» Data shown:
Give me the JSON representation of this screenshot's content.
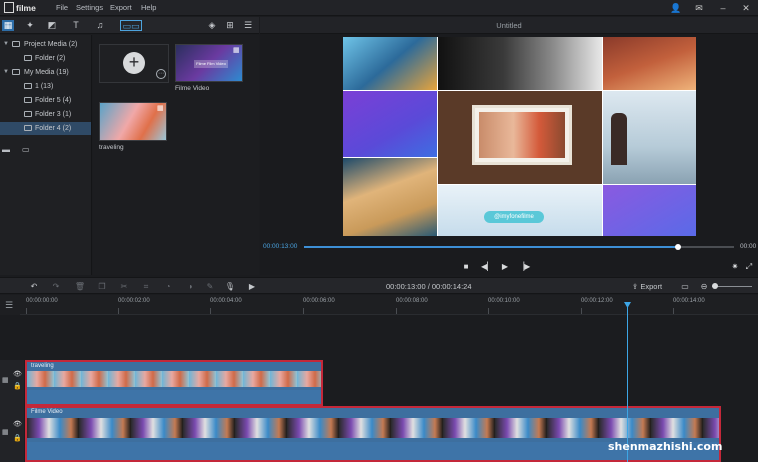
{
  "app": {
    "name": "filme",
    "menu": [
      "File",
      "Settings",
      "Export",
      "Help"
    ]
  },
  "preview": {
    "title": "Untitled",
    "current_time": "00:00:13:00",
    "end_time": "00:00",
    "progress_fraction": 0.87,
    "center_tag": "@imyfonefilme"
  },
  "tree": [
    {
      "label": "Project Media (2)",
      "expanded": true,
      "selected": false
    },
    {
      "label": "Folder (2)",
      "selected": false
    },
    {
      "label": "My Media (19)",
      "expanded": true,
      "selected": false
    },
    {
      "label": "1 (13)",
      "selected": false
    },
    {
      "label": "Folder 5 (4)",
      "selected": false
    },
    {
      "label": "Folder 3 (1)",
      "selected": false
    },
    {
      "label": "Folder 4 (2)",
      "selected": true
    }
  ],
  "media": [
    {
      "label": "Filme Video",
      "inner_text": "Filme Film Video"
    },
    {
      "label": "traveling"
    }
  ],
  "timeline": {
    "time_display": "00:00:13:00 / 00:00:14:24",
    "export_label": "Export",
    "ruler": [
      "00:00:00:00",
      "00:00:02:00",
      "00:00:04:00",
      "00:00:06:00",
      "00:00:08:00",
      "00:00:10:00",
      "00:00:12:00",
      "00:00:14:00"
    ],
    "clips": [
      {
        "name": "traveling"
      },
      {
        "name": "Filme Video"
      }
    ]
  },
  "watermark": "shenmazhishi.com",
  "colors": {
    "accent": "#3d8fd6",
    "selection": "#2f4a66",
    "clip_border": "#c4283a",
    "clip_fill": "#3d6f9f"
  }
}
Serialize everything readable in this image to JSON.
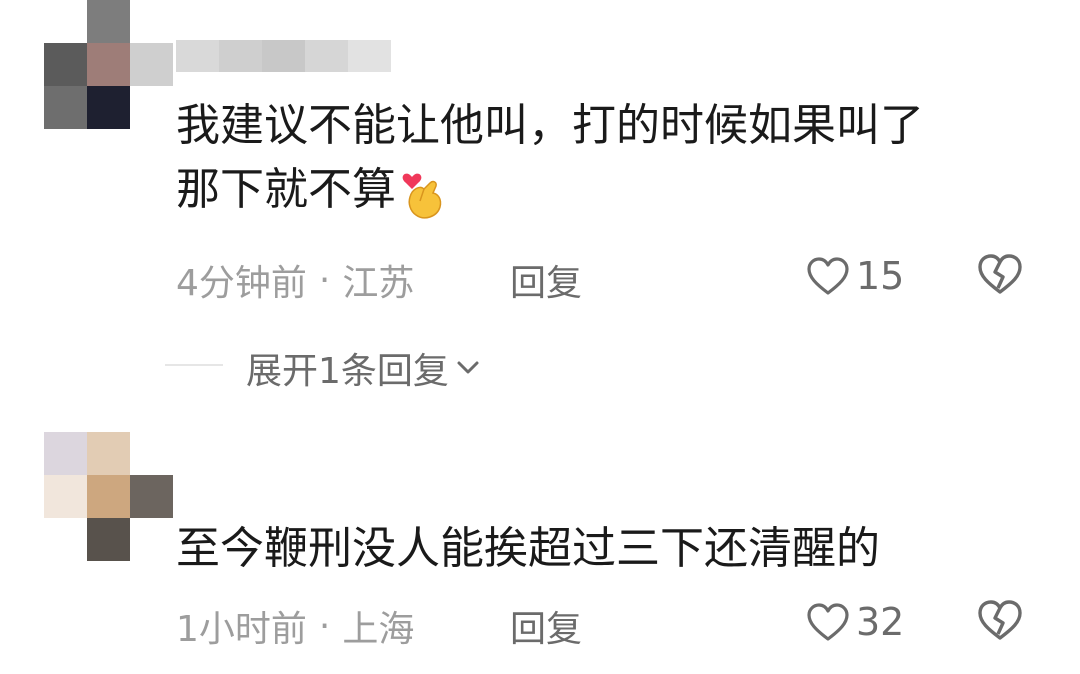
{
  "comments": [
    {
      "text_line1": "我建议不能让他叫，打的时候如果叫了",
      "text_line2": "那下就不算",
      "emoji": "finger-heart-emoji",
      "time": "4分钟前",
      "dot": "·",
      "location": "江苏",
      "reply_label": "回复",
      "likes": "15",
      "avatar_colors": [
        "#7d7d7d",
        "#5b5b5b",
        "#9e7d78",
        "#cfcfcf",
        "#6e6e6e",
        "#1e2030",
        "#ffffff"
      ],
      "username_colors": [
        "#d9d9d9",
        "#cfcfcf",
        "#c8c8c8",
        "#d6d6d6",
        "#e2e2e2"
      ]
    },
    {
      "text_line1": "至今鞭刑没人能挨超过三下还清醒的",
      "time": "1小时前",
      "dot": "·",
      "location": "上海",
      "reply_label": "回复",
      "likes": "32",
      "avatar_colors": [
        "#dcd6de",
        "#e2ccb4",
        "#f1e6dc",
        "#cda77f",
        "#6c655f",
        "#ffffff",
        "#58524c"
      ]
    }
  ],
  "expand_replies": {
    "label": "展开1条回复"
  },
  "icons": {
    "like": "heart-outline-icon",
    "dislike": "broken-heart-icon",
    "chevron": "chevron-down-icon"
  },
  "colors": {
    "text": "#1a1a1a",
    "meta": "#9d9d9d",
    "action": "#6b6b6b"
  }
}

» The problem:
Copy the listing in full and without alteration, omitting every picture.

» Exercise result:
Give me the JSON representation of this screenshot's content.
{
  "app": {
    "name": "filme",
    "menu": [
      "File",
      "Settings",
      "Export",
      "Help"
    ]
  },
  "preview": {
    "title": "Untitled",
    "current_time": "00:00:13:00",
    "end_time": "00:00",
    "progress_fraction": 0.87,
    "center_tag": "@imyfonefilme"
  },
  "tree": [
    {
      "label": "Project Media (2)",
      "expanded": true,
      "selected": false
    },
    {
      "label": "Folder (2)",
      "selected": false
    },
    {
      "label": "My Media (19)",
      "expanded": true,
      "selected": false
    },
    {
      "label": "1 (13)",
      "selected": false
    },
    {
      "label": "Folder 5 (4)",
      "selected": false
    },
    {
      "label": "Folder 3 (1)",
      "selected": false
    },
    {
      "label": "Folder 4 (2)",
      "selected": true
    }
  ],
  "media": [
    {
      "label": "Filme Video",
      "inner_text": "Filme Film Video"
    },
    {
      "label": "traveling"
    }
  ],
  "timeline": {
    "time_display": "00:00:13:00 / 00:00:14:24",
    "export_label": "Export",
    "ruler": [
      "00:00:00:00",
      "00:00:02:00",
      "00:00:04:00",
      "00:00:06:00",
      "00:00:08:00",
      "00:00:10:00",
      "00:00:12:00",
      "00:00:14:00"
    ],
    "clips": [
      {
        "name": "traveling"
      },
      {
        "name": "Filme Video"
      }
    ]
  },
  "watermark": "shenmazhishi.com",
  "colors": {
    "accent": "#3d8fd6",
    "selection": "#2f4a66",
    "clip_border": "#c4283a",
    "clip_fill": "#3d6f9f"
  }
}
Serialize everything readable in this image to JSON.
{
  "comments": [
    {
      "text_line1": "我建议不能让他叫，打的时候如果叫了",
      "text_line2": "那下就不算",
      "emoji": "finger-heart-emoji",
      "time": "4分钟前",
      "dot": "·",
      "location": "江苏",
      "reply_label": "回复",
      "likes": "15",
      "avatar_colors": [
        "#7d7d7d",
        "#5b5b5b",
        "#9e7d78",
        "#cfcfcf",
        "#6e6e6e",
        "#1e2030",
        "#ffffff"
      ],
      "username_colors": [
        "#d9d9d9",
        "#cfcfcf",
        "#c8c8c8",
        "#d6d6d6",
        "#e2e2e2"
      ]
    },
    {
      "text_line1": "至今鞭刑没人能挨超过三下还清醒的",
      "time": "1小时前",
      "dot": "·",
      "location": "上海",
      "reply_label": "回复",
      "likes": "32",
      "avatar_colors": [
        "#dcd6de",
        "#e2ccb4",
        "#f1e6dc",
        "#cda77f",
        "#6c655f",
        "#ffffff",
        "#58524c"
      ]
    }
  ],
  "expand_replies": {
    "label": "展开1条回复"
  },
  "icons": {
    "like": "heart-outline-icon",
    "dislike": "broken-heart-icon",
    "chevron": "chevron-down-icon"
  },
  "colors": {
    "text": "#1a1a1a",
    "meta": "#9d9d9d",
    "action": "#6b6b6b"
  }
}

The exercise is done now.